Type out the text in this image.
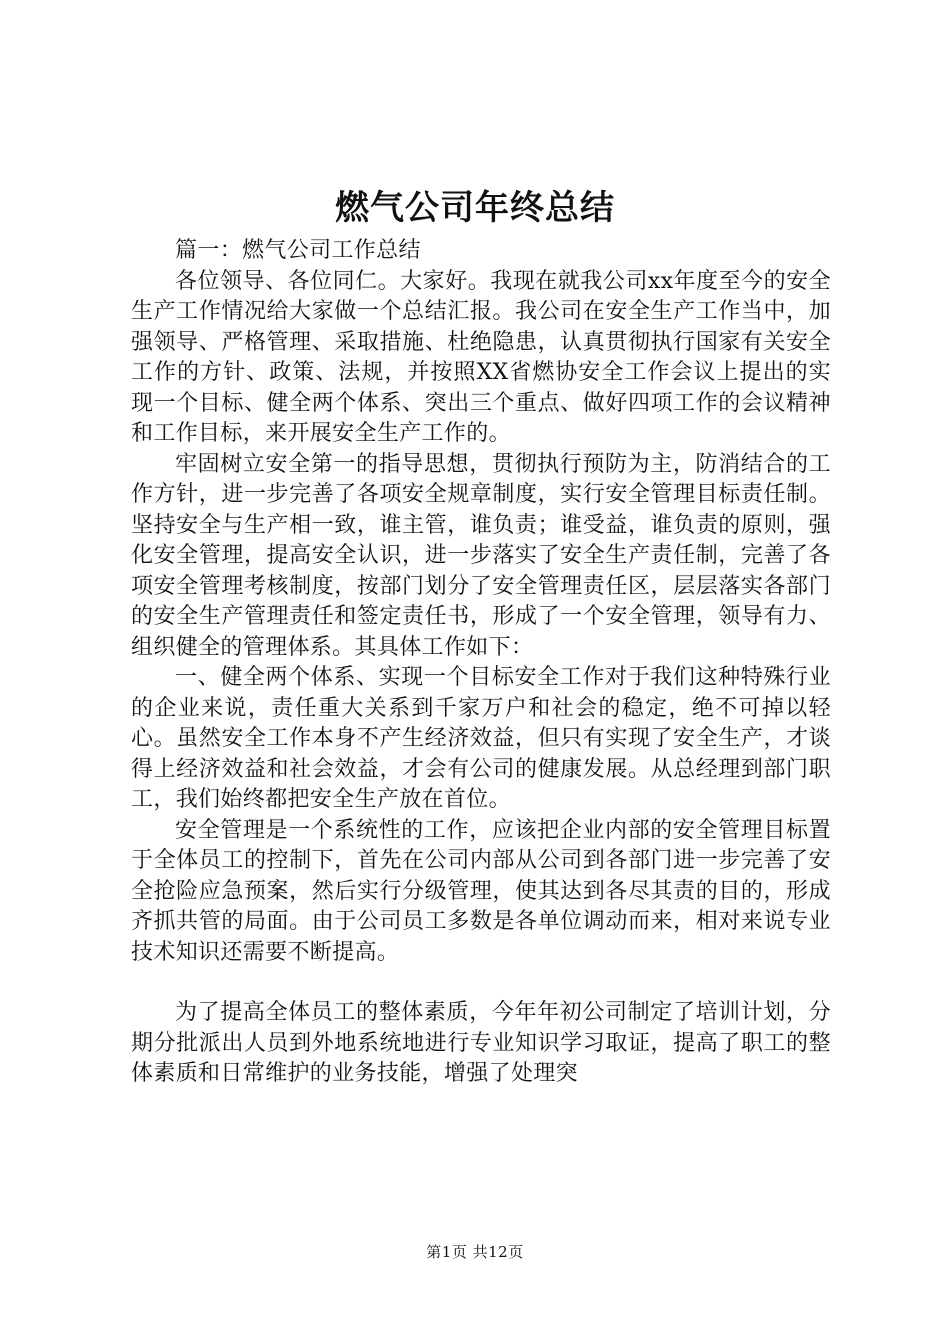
燃气公司年终总结

篇一：燃气公司工作总结

各位领导、各位同仁。大家好。我现在就我公司xx年度至今的安全生产工作情况给大家做一个总结汇报。我公司在安全生产工作当中，加强领导、严格管理、采取措施、杜绝隐患，认真贯彻执行国家有关安全工作的方针、政策、法规，并按照XX省燃协安全工作会议上提出的实现一个目标、健全两个体系、突出三个重点、做好四项工作的会议精神和工作目标，来开展安全生产工作的。

牢固树立安全第一的指导思想，贯彻执行预防为主，防消结合的工作方针，进一步完善了各项安全规章制度，实行安全管理目标责任制。坚持安全与生产相一致，谁主管，谁负责；谁受益，谁负责的原则，强化安全管理，提高安全认识，进一步落实了安全生产责任制，完善了各项安全管理考核制度，按部门划分了安全管理责任区，层层落实各部门的安全生产管理责任和签定责任书，形成了一个安全管理，领导有力、组织健全的管理体系。其具体工作如下：

一、健全两个体系、实现一个目标安全工作对于我们这种特殊行业的企业来说，责任重大关系到千家万户和社会的稳定，绝不可掉以轻心。虽然安全工作本身不产生经济效益，但只有实现了安全生产，才谈得上经济效益和社会效益，才会有公司的健康发展。从总经理到部门职工，我们始终都把安全生产放在首位。

安全管理是一个系统性的工作，应该把企业内部的安全管理目标置于全体员工的控制下，首先在公司内部从公司到各部门进一步完善了安全抢险应急预案，然后实行分级管理，使其达到各尽其责的目的，形成齐抓共管的局面。由于公司员工多数是各单位调动而来，相对来说专业技术知识还需要不断提高。

为了提高全体员工的整体素质，今年年初公司制定了培训计划，分期分批派出人员到外地系统地进行专业知识学习取证，提高了职工的整体素质和日常维护的业务技能，增强了处理突

第1页 共12页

What the task asks:
Reproduce all the records verbatim, excluding images.

Full answer:
Type out the text in this image.
燃气公司年终总结

篇一：燃气公司工作总结

各位领导、各位同仁。大家好。我现在就我公司xx年度至今的安全生产工作情况给大家做一个总结汇报。我公司在安全生产工作当中，加强领导、严格管理、采取措施、杜绝隐患，认真贯彻执行国家有关安全工作的方针、政策、法规，并按照XX省燃协安全工作会议上提出的实现一个目标、健全两个体系、突出三个重点、做好四项工作的会议精神和工作目标，来开展安全生产工作的。

牢固树立安全第一的指导思想，贯彻执行预防为主，防消结合的工作方针，进一步完善了各项安全规章制度，实行安全管理目标责任制。坚持安全与生产相一致，谁主管，谁负责；谁受益，谁负责的原则，强化安全管理，提高安全认识，进一步落实了安全生产责任制，完善了各项安全管理考核制度，按部门划分了安全管理责任区，层层落实各部门的安全生产管理责任和签定责任书，形成了一个安全管理，领导有力、组织健全的管理体系。其具体工作如下：

一、健全两个体系、实现一个目标安全工作对于我们这种特殊行业的企业来说，责任重大关系到千家万户和社会的稳定，绝不可掉以轻心。虽然安全工作本身不产生经济效益，但只有实现了安全生产，才谈得上经济效益和社会效益，才会有公司的健康发展。从总经理到部门职工，我们始终都把安全生产放在首位。

安全管理是一个系统性的工作，应该把企业内部的安全管理目标置于全体员工的控制下，首先在公司内部从公司到各部门进一步完善了安全抢险应急预案，然后实行分级管理，使其达到各尽其责的目的，形成齐抓共管的局面。由于公司员工多数是各单位调动而来，相对来说专业技术知识还需要不断提高。

为了提高全体员工的整体素质，今年年初公司制定了培训计划，分期分批派出人员到外地系统地进行专业知识学习取证，提高了职工的整体素质和日常维护的业务技能，增强了处理突

第1页 共12页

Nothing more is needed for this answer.